>> Start Data extract

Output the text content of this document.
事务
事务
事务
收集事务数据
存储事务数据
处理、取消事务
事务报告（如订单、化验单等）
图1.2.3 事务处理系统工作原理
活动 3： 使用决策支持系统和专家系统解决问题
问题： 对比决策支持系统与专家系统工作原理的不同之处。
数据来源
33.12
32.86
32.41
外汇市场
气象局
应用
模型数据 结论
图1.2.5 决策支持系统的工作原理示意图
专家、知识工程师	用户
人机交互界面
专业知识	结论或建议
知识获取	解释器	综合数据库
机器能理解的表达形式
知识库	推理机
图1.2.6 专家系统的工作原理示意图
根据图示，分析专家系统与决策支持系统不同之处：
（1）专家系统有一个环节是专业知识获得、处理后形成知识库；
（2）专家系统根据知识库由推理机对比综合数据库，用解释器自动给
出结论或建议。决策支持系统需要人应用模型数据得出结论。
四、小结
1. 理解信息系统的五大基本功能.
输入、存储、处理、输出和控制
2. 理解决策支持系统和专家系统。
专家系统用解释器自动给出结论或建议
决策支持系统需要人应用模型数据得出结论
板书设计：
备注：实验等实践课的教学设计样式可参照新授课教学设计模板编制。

>> End Data extract

### Written exercise
Return all the data exactly as given.

### Result below
Output the text content of this document.
事务
事务
事务
收集事务数据
存储事务数据
处理、取消事务
事务报告（如订单、化验单等）
图1.2.3 事务处理系统工作原理
活动 3： 使用决策支持系统和专家系统解决问题
问题： 对比决策支持系统与专家系统工作原理的不同之处。
数据来源
33.12
32.86
32.41
外汇市场
气象局
应用
模型数据 结论
图1.2.5 决策支持系统的工作原理示意图
专家、知识工程师	用户
人机交互界面
专业知识	结论或建议
知识获取	解释器	综合数据库
机器能理解的表达形式
知识库	推理机
图1.2.6 专家系统的工作原理示意图
根据图示，分析专家系统与决策支持系统不同之处：
（1）专家系统有一个环节是专业知识获得、处理后形成知识库；
（2）专家系统根据知识库由推理机对比综合数据库，用解释器自动给
出结论或建议。决策支持系统需要人应用模型数据得出结论。
四、小结
1. 理解信息系统的五大基本功能.
输入、存储、处理、输出和控制
2. 理解决策支持系统和专家系统。
专家系统用解释器自动给出结论或建议
决策支持系统需要人应用模型数据得出结论
板书设计：
备注：实验等实践课的教学设计样式可参照新授课教学设计模板编制。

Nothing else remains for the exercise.